#### [The request]
Count every line where "Loss" shows up, and give that number only.

══════════

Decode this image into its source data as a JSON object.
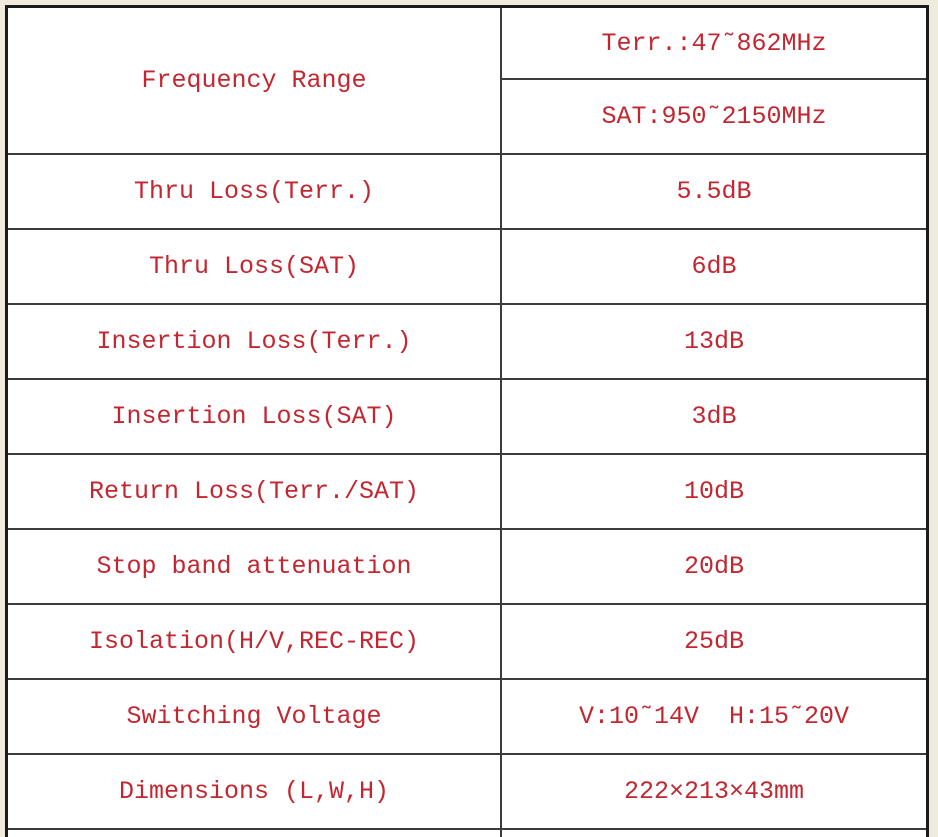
{
  "page": {
    "background_color": "#f0ebdc",
    "table_text_color": "#c22731",
    "grid_line_color": "#3c3c3c",
    "outer_border_color": "#1c1c1c"
  },
  "table": {
    "rows": [
      {
        "label": "Frequency Range",
        "values": [
          "Terr.:47˜862MHz",
          "SAT:950˜2150MHz"
        ]
      },
      {
        "label": "Thru Loss(Terr.)",
        "value": "5.5dB"
      },
      {
        "label": "Thru Loss(SAT)",
        "value": "6dB"
      },
      {
        "label": "Insertion Loss(Terr.)",
        "value": "13dB"
      },
      {
        "label": "Insertion Loss(SAT)",
        "value": "3dB"
      },
      {
        "label": "Return Loss(Terr./SAT)",
        "value": "10dB"
      },
      {
        "label": "Stop band attenuation",
        "value": "20dB"
      },
      {
        "label": "Isolation(H/V,REC-REC)",
        "value": "25dB"
      },
      {
        "label": "Switching Voltage",
        "value": "V:10˜14V  H:15˜20V"
      },
      {
        "label": "Dimensions (L,W,H)",
        "value": "222×213×43mm"
      }
    ]
  }
}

══════════

#### [Solution for this task]
5